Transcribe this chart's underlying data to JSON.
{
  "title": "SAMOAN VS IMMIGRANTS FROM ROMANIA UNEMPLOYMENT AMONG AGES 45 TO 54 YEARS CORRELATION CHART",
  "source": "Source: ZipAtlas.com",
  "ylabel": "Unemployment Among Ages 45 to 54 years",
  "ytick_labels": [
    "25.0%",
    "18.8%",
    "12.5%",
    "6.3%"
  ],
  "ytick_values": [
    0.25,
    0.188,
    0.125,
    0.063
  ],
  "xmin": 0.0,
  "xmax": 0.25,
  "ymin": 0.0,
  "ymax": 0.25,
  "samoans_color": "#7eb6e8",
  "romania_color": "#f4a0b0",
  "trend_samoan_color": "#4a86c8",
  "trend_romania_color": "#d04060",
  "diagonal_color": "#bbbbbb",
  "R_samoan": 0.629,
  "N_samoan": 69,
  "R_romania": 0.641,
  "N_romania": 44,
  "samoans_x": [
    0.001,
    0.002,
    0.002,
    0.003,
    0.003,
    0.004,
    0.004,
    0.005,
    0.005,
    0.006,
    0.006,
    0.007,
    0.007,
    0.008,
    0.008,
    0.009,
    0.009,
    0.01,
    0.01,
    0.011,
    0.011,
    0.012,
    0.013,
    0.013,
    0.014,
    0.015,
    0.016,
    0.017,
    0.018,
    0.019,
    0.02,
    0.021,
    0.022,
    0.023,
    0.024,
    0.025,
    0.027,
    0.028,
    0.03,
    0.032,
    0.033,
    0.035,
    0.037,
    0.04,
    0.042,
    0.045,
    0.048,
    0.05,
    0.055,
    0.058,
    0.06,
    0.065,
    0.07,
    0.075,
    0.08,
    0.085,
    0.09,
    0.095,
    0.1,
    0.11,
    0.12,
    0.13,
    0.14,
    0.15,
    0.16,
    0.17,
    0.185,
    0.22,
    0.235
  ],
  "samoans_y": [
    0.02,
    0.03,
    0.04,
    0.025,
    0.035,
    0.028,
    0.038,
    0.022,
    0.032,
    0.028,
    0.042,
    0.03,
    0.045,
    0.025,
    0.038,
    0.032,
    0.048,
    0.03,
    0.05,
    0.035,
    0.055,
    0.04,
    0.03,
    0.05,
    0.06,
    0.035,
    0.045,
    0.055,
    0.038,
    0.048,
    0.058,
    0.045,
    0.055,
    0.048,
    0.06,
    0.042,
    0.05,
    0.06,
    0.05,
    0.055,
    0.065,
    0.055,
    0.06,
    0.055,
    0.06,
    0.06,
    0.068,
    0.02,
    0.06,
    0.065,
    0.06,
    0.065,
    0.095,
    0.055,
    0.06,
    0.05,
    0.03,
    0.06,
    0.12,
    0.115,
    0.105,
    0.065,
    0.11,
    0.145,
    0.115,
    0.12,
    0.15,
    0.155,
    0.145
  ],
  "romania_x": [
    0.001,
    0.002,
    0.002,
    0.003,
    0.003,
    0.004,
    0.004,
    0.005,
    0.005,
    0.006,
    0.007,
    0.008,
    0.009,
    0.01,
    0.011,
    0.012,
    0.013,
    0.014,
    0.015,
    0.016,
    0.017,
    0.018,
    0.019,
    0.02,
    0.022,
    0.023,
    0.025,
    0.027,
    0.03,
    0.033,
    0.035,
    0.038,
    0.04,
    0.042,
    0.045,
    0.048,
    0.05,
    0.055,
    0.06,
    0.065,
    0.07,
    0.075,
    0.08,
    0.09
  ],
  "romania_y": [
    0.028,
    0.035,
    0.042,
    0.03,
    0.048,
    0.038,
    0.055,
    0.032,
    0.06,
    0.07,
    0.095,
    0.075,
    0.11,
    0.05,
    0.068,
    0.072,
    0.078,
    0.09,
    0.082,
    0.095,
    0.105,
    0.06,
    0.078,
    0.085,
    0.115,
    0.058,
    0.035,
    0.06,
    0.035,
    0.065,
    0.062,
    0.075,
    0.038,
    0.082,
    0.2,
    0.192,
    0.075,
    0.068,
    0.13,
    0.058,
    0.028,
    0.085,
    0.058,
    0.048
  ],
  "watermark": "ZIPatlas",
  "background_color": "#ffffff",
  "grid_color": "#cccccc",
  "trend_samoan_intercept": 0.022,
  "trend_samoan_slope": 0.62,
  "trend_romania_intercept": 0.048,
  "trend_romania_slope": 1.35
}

####

Directive
Output each record exactly, leaving nothing out.

Written response
Transcribe this chart's underlying data to JSON.
{
  "title": "SAMOAN VS IMMIGRANTS FROM ROMANIA UNEMPLOYMENT AMONG AGES 45 TO 54 YEARS CORRELATION CHART",
  "source": "Source: ZipAtlas.com",
  "ylabel": "Unemployment Among Ages 45 to 54 years",
  "ytick_labels": [
    "25.0%",
    "18.8%",
    "12.5%",
    "6.3%"
  ],
  "ytick_values": [
    0.25,
    0.188,
    0.125,
    0.063
  ],
  "xmin": 0.0,
  "xmax": 0.25,
  "ymin": 0.0,
  "ymax": 0.25,
  "samoans_color": "#7eb6e8",
  "romania_color": "#f4a0b0",
  "trend_samoan_color": "#4a86c8",
  "trend_romania_color": "#d04060",
  "diagonal_color": "#bbbbbb",
  "R_samoan": 0.629,
  "N_samoan": 69,
  "R_romania": 0.641,
  "N_romania": 44,
  "samoans_x": [
    0.001,
    0.002,
    0.002,
    0.003,
    0.003,
    0.004,
    0.004,
    0.005,
    0.005,
    0.006,
    0.006,
    0.007,
    0.007,
    0.008,
    0.008,
    0.009,
    0.009,
    0.01,
    0.01,
    0.011,
    0.011,
    0.012,
    0.013,
    0.013,
    0.014,
    0.015,
    0.016,
    0.017,
    0.018,
    0.019,
    0.02,
    0.021,
    0.022,
    0.023,
    0.024,
    0.025,
    0.027,
    0.028,
    0.03,
    0.032,
    0.033,
    0.035,
    0.037,
    0.04,
    0.042,
    0.045,
    0.048,
    0.05,
    0.055,
    0.058,
    0.06,
    0.065,
    0.07,
    0.075,
    0.08,
    0.085,
    0.09,
    0.095,
    0.1,
    0.11,
    0.12,
    0.13,
    0.14,
    0.15,
    0.16,
    0.17,
    0.185,
    0.22,
    0.235
  ],
  "samoans_y": [
    0.02,
    0.03,
    0.04,
    0.025,
    0.035,
    0.028,
    0.038,
    0.022,
    0.032,
    0.028,
    0.042,
    0.03,
    0.045,
    0.025,
    0.038,
    0.032,
    0.048,
    0.03,
    0.05,
    0.035,
    0.055,
    0.04,
    0.03,
    0.05,
    0.06,
    0.035,
    0.045,
    0.055,
    0.038,
    0.048,
    0.058,
    0.045,
    0.055,
    0.048,
    0.06,
    0.042,
    0.05,
    0.06,
    0.05,
    0.055,
    0.065,
    0.055,
    0.06,
    0.055,
    0.06,
    0.06,
    0.068,
    0.02,
    0.06,
    0.065,
    0.06,
    0.065,
    0.095,
    0.055,
    0.06,
    0.05,
    0.03,
    0.06,
    0.12,
    0.115,
    0.105,
    0.065,
    0.11,
    0.145,
    0.115,
    0.12,
    0.15,
    0.155,
    0.145
  ],
  "romania_x": [
    0.001,
    0.002,
    0.002,
    0.003,
    0.003,
    0.004,
    0.004,
    0.005,
    0.005,
    0.006,
    0.007,
    0.008,
    0.009,
    0.01,
    0.011,
    0.012,
    0.013,
    0.014,
    0.015,
    0.016,
    0.017,
    0.018,
    0.019,
    0.02,
    0.022,
    0.023,
    0.025,
    0.027,
    0.03,
    0.033,
    0.035,
    0.038,
    0.04,
    0.042,
    0.045,
    0.048,
    0.05,
    0.055,
    0.06,
    0.065,
    0.07,
    0.075,
    0.08,
    0.09
  ],
  "romania_y": [
    0.028,
    0.035,
    0.042,
    0.03,
    0.048,
    0.038,
    0.055,
    0.032,
    0.06,
    0.07,
    0.095,
    0.075,
    0.11,
    0.05,
    0.068,
    0.072,
    0.078,
    0.09,
    0.082,
    0.095,
    0.105,
    0.06,
    0.078,
    0.085,
    0.115,
    0.058,
    0.035,
    0.06,
    0.035,
    0.065,
    0.062,
    0.075,
    0.038,
    0.082,
    0.2,
    0.192,
    0.075,
    0.068,
    0.13,
    0.058,
    0.028,
    0.085,
    0.058,
    0.048
  ],
  "watermark": "ZIPatlas",
  "background_color": "#ffffff",
  "grid_color": "#cccccc",
  "trend_samoan_intercept": 0.022,
  "trend_samoan_slope": 0.62,
  "trend_romania_intercept": 0.048,
  "trend_romania_slope": 1.35
}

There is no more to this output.